TASK DIRECTIONS: In your copy, repeat the records exactly and leave out the pictures.

DATA LISTING:
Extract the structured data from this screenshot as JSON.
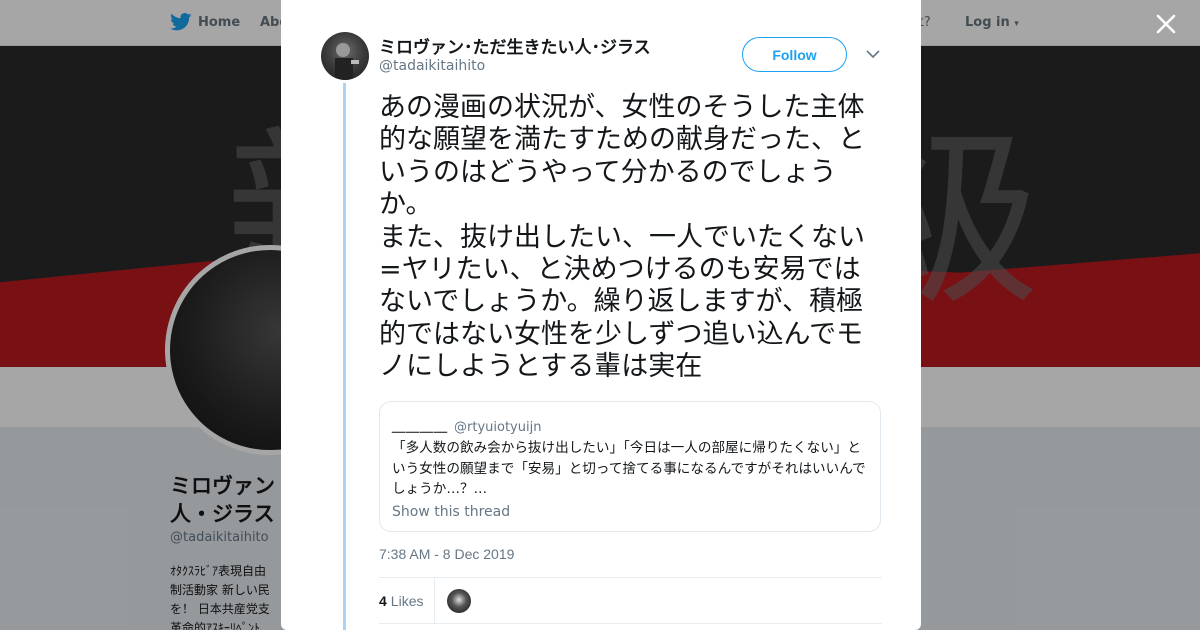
{
  "background_page": {
    "nav": {
      "home_label": "Home",
      "about_label": "Abo",
      "account_prompt": "ccount?",
      "login_label": "Log in"
    },
    "profile": {
      "name": "ミロヴァン・ただ生きたい人・ジラス",
      "name_visible_line1": "ミロヴァン",
      "name_visible_line2": "人・ジラス",
      "handle": "@tadaikitaihito",
      "bio_lines": [
        "ｵﾀｸｽﾗﾋﾞｱ表現自由",
        "制活動家 新しい民",
        "を！ 日本共産党支",
        "革命的ｱｽｷｰﾘﾍﾟﾝﾄ"
      ]
    }
  },
  "tweet": {
    "author": {
      "name": "ミロヴァン･ただ生きたい人･ジラス",
      "handle": "@tadaikitaihito"
    },
    "follow_label": "Follow",
    "text_paragraphs": [
      "あの漫画の状況が、女性のそうした主体的な願望を満たすための献身だった、というのはどうやって分かるのでしょうか。",
      "また、抜け出したい、一人でいたくない=ヤリたい、と決めつけるのも安易ではないでしょうか。繰り返しますが、積極的ではない女性を少しずつ追い込んでモノにしようとする輩は実在"
    ],
    "quoted": {
      "name": "＿＿＿＿",
      "handle": "@rtyuiotyuijn",
      "text": "「多人数の飲み会から抜け出したい」「今日は一人の部屋に帰りたくない」という女性の願望まで「安易」と切って捨てる事になるんですがそれはいいんでしょうか…？…",
      "show_thread_label": "Show this thread"
    },
    "timestamp": "7:38 AM - 8 Dec 2019",
    "likes_count": "4",
    "likes_label": "Likes"
  },
  "icons": {
    "logo": "twitter-bird-icon",
    "close": "close-icon",
    "more": "chevron-down-icon"
  },
  "colors": {
    "accent": "#1da1f2",
    "thread_line": "#aad4f5",
    "secondary_text": "#657786"
  }
}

COMPLETED TASK:
Extract the structured data from this screenshot as JSON.
{
  "background_page": {
    "nav": {
      "home_label": "Home",
      "about_label": "Abo",
      "account_prompt": "ccount?",
      "login_label": "Log in"
    },
    "profile": {
      "name": "ミロヴァン・ただ生きたい人・ジラス",
      "name_visible_line1": "ミロヴァン",
      "name_visible_line2": "人・ジラス",
      "handle": "@tadaikitaihito",
      "bio_lines": [
        "ｵﾀｸｽﾗﾋﾞｱ表現自由",
        "制活動家 新しい民",
        "を！ 日本共産党支",
        "革命的ｱｽｷｰﾘﾍﾟﾝﾄ"
      ]
    }
  },
  "tweet": {
    "author": {
      "name": "ミロヴァン･ただ生きたい人･ジラス",
      "handle": "@tadaikitaihito"
    },
    "follow_label": "Follow",
    "text_paragraphs": [
      "あの漫画の状況が、女性のそうした主体的な願望を満たすための献身だった、というのはどうやって分かるのでしょうか。",
      "また、抜け出したい、一人でいたくない=ヤリたい、と決めつけるのも安易ではないでしょうか。繰り返しますが、積極的ではない女性を少しずつ追い込んでモノにしようとする輩は実在"
    ],
    "quoted": {
      "name": "＿＿＿＿",
      "handle": "@rtyuiotyuijn",
      "text": "「多人数の飲み会から抜け出したい」「今日は一人の部屋に帰りたくない」という女性の願望まで「安易」と切って捨てる事になるんですがそれはいいんでしょうか…？…",
      "show_thread_label": "Show this thread"
    },
    "timestamp": "7:38 AM - 8 Dec 2019",
    "likes_count": "4",
    "likes_label": "Likes"
  },
  "icons": {
    "logo": "twitter-bird-icon",
    "close": "close-icon",
    "more": "chevron-down-icon"
  },
  "colors": {
    "accent": "#1da1f2",
    "thread_line": "#aad4f5",
    "secondary_text": "#657786"
  }
}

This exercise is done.